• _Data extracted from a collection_
***

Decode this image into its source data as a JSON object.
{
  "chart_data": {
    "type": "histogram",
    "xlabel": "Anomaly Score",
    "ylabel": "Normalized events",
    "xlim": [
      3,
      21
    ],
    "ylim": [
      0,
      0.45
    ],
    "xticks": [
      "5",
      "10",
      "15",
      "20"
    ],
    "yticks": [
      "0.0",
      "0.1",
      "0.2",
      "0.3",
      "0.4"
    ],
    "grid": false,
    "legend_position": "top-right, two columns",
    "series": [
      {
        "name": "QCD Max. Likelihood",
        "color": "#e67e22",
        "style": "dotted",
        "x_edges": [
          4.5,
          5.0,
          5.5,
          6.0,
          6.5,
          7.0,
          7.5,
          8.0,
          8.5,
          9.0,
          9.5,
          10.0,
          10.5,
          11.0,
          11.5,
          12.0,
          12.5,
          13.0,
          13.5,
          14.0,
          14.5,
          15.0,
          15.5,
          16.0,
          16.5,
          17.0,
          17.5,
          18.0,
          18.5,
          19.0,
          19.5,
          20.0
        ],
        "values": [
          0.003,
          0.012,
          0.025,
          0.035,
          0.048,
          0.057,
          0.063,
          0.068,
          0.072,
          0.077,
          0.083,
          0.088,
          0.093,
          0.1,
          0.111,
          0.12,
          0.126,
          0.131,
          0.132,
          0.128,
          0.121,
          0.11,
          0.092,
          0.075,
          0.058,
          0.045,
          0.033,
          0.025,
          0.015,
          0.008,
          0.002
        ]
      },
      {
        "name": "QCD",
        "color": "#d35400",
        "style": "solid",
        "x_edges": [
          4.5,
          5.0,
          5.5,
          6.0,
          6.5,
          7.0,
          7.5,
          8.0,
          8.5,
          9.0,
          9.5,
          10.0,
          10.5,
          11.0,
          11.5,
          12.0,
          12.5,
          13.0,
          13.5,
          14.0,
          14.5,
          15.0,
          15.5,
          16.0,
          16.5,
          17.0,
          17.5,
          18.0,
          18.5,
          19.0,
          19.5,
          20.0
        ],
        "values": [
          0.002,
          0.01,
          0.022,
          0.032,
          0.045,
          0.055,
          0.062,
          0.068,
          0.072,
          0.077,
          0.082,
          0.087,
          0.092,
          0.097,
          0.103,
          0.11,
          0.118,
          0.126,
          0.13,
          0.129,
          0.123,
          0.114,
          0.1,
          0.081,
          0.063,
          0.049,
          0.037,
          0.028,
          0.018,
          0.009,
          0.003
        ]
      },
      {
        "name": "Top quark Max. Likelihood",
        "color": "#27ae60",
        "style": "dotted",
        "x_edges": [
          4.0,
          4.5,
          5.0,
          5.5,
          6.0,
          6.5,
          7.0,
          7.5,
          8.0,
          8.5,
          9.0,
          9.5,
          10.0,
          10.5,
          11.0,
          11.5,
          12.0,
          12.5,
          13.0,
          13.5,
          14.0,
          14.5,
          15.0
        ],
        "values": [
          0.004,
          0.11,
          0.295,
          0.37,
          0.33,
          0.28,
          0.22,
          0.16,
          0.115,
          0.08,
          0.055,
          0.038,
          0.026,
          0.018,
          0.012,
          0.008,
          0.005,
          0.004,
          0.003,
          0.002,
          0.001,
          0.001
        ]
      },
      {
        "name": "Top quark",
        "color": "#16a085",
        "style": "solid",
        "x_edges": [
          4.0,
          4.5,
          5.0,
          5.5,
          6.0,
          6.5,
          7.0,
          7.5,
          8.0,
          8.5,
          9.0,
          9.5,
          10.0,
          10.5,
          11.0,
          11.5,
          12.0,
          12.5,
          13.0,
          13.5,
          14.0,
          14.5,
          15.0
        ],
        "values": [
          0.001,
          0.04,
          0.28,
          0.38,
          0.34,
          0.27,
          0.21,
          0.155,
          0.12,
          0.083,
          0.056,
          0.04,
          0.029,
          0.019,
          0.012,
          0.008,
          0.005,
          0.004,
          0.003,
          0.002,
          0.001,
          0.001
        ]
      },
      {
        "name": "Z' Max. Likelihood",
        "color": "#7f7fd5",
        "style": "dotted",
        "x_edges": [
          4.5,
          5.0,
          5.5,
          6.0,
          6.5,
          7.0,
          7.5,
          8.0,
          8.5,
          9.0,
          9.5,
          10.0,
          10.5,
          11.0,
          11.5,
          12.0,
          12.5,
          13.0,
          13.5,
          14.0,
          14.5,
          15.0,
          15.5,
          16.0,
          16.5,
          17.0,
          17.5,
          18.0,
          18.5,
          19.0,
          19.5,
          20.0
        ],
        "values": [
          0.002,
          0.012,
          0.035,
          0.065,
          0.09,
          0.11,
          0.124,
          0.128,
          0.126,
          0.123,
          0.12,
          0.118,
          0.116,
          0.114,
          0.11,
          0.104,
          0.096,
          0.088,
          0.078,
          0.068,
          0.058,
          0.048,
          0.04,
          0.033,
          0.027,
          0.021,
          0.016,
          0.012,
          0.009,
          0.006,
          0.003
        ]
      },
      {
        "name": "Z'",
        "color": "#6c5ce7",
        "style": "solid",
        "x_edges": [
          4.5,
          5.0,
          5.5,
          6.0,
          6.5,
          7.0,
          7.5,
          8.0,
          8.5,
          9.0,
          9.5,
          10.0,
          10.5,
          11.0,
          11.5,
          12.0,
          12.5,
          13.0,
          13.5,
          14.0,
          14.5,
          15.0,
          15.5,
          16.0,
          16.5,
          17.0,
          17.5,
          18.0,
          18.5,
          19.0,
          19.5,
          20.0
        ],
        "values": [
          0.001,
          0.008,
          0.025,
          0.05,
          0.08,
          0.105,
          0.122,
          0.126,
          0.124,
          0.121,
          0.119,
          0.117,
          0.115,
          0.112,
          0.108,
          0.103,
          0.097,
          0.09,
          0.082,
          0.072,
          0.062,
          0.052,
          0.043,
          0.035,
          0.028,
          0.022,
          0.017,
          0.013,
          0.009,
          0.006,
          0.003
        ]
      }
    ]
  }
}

***

• _WHAT IS ASKED_
Extract every record. Keep wording exact.

• _OUTPUT OF THE EXERCISE_
Decode this image into its source data as a JSON object.
{
  "chart_data": {
    "type": "histogram",
    "xlabel": "Anomaly Score",
    "ylabel": "Normalized events",
    "xlim": [
      3,
      21
    ],
    "ylim": [
      0,
      0.45
    ],
    "xticks": [
      "5",
      "10",
      "15",
      "20"
    ],
    "yticks": [
      "0.0",
      "0.1",
      "0.2",
      "0.3",
      "0.4"
    ],
    "grid": false,
    "legend_position": "top-right, two columns",
    "series": [
      {
        "name": "QCD Max. Likelihood",
        "color": "#e67e22",
        "style": "dotted",
        "x_edges": [
          4.5,
          5.0,
          5.5,
          6.0,
          6.5,
          7.0,
          7.5,
          8.0,
          8.5,
          9.0,
          9.5,
          10.0,
          10.5,
          11.0,
          11.5,
          12.0,
          12.5,
          13.0,
          13.5,
          14.0,
          14.5,
          15.0,
          15.5,
          16.0,
          16.5,
          17.0,
          17.5,
          18.0,
          18.5,
          19.0,
          19.5,
          20.0
        ],
        "values": [
          0.003,
          0.012,
          0.025,
          0.035,
          0.048,
          0.057,
          0.063,
          0.068,
          0.072,
          0.077,
          0.083,
          0.088,
          0.093,
          0.1,
          0.111,
          0.12,
          0.126,
          0.131,
          0.132,
          0.128,
          0.121,
          0.11,
          0.092,
          0.075,
          0.058,
          0.045,
          0.033,
          0.025,
          0.015,
          0.008,
          0.002
        ]
      },
      {
        "name": "QCD",
        "color": "#d35400",
        "style": "solid",
        "x_edges": [
          4.5,
          5.0,
          5.5,
          6.0,
          6.5,
          7.0,
          7.5,
          8.0,
          8.5,
          9.0,
          9.5,
          10.0,
          10.5,
          11.0,
          11.5,
          12.0,
          12.5,
          13.0,
          13.5,
          14.0,
          14.5,
          15.0,
          15.5,
          16.0,
          16.5,
          17.0,
          17.5,
          18.0,
          18.5,
          19.0,
          19.5,
          20.0
        ],
        "values": [
          0.002,
          0.01,
          0.022,
          0.032,
          0.045,
          0.055,
          0.062,
          0.068,
          0.072,
          0.077,
          0.082,
          0.087,
          0.092,
          0.097,
          0.103,
          0.11,
          0.118,
          0.126,
          0.13,
          0.129,
          0.123,
          0.114,
          0.1,
          0.081,
          0.063,
          0.049,
          0.037,
          0.028,
          0.018,
          0.009,
          0.003
        ]
      },
      {
        "name": "Top quark Max. Likelihood",
        "color": "#27ae60",
        "style": "dotted",
        "x_edges": [
          4.0,
          4.5,
          5.0,
          5.5,
          6.0,
          6.5,
          7.0,
          7.5,
          8.0,
          8.5,
          9.0,
          9.5,
          10.0,
          10.5,
          11.0,
          11.5,
          12.0,
          12.5,
          13.0,
          13.5,
          14.0,
          14.5,
          15.0
        ],
        "values": [
          0.004,
          0.11,
          0.295,
          0.37,
          0.33,
          0.28,
          0.22,
          0.16,
          0.115,
          0.08,
          0.055,
          0.038,
          0.026,
          0.018,
          0.012,
          0.008,
          0.005,
          0.004,
          0.003,
          0.002,
          0.001,
          0.001
        ]
      },
      {
        "name": "Top quark",
        "color": "#16a085",
        "style": "solid",
        "x_edges": [
          4.0,
          4.5,
          5.0,
          5.5,
          6.0,
          6.5,
          7.0,
          7.5,
          8.0,
          8.5,
          9.0,
          9.5,
          10.0,
          10.5,
          11.0,
          11.5,
          12.0,
          12.5,
          13.0,
          13.5,
          14.0,
          14.5,
          15.0
        ],
        "values": [
          0.001,
          0.04,
          0.28,
          0.38,
          0.34,
          0.27,
          0.21,
          0.155,
          0.12,
          0.083,
          0.056,
          0.04,
          0.029,
          0.019,
          0.012,
          0.008,
          0.005,
          0.004,
          0.003,
          0.002,
          0.001,
          0.001
        ]
      },
      {
        "name": "Z' Max. Likelihood",
        "color": "#7f7fd5",
        "style": "dotted",
        "x_edges": [
          4.5,
          5.0,
          5.5,
          6.0,
          6.5,
          7.0,
          7.5,
          8.0,
          8.5,
          9.0,
          9.5,
          10.0,
          10.5,
          11.0,
          11.5,
          12.0,
          12.5,
          13.0,
          13.5,
          14.0,
          14.5,
          15.0,
          15.5,
          16.0,
          16.5,
          17.0,
          17.5,
          18.0,
          18.5,
          19.0,
          19.5,
          20.0
        ],
        "values": [
          0.002,
          0.012,
          0.035,
          0.065,
          0.09,
          0.11,
          0.124,
          0.128,
          0.126,
          0.123,
          0.12,
          0.118,
          0.116,
          0.114,
          0.11,
          0.104,
          0.096,
          0.088,
          0.078,
          0.068,
          0.058,
          0.048,
          0.04,
          0.033,
          0.027,
          0.021,
          0.016,
          0.012,
          0.009,
          0.006,
          0.003
        ]
      },
      {
        "name": "Z'",
        "color": "#6c5ce7",
        "style": "solid",
        "x_edges": [
          4.5,
          5.0,
          5.5,
          6.0,
          6.5,
          7.0,
          7.5,
          8.0,
          8.5,
          9.0,
          9.5,
          10.0,
          10.5,
          11.0,
          11.5,
          12.0,
          12.5,
          13.0,
          13.5,
          14.0,
          14.5,
          15.0,
          15.5,
          16.0,
          16.5,
          17.0,
          17.5,
          18.0,
          18.5,
          19.0,
          19.5,
          20.0
        ],
        "values": [
          0.001,
          0.008,
          0.025,
          0.05,
          0.08,
          0.105,
          0.122,
          0.126,
          0.124,
          0.121,
          0.119,
          0.117,
          0.115,
          0.112,
          0.108,
          0.103,
          0.097,
          0.09,
          0.082,
          0.072,
          0.062,
          0.052,
          0.043,
          0.035,
          0.028,
          0.022,
          0.017,
          0.013,
          0.009,
          0.006,
          0.003
        ]
      }
    ]
  }
}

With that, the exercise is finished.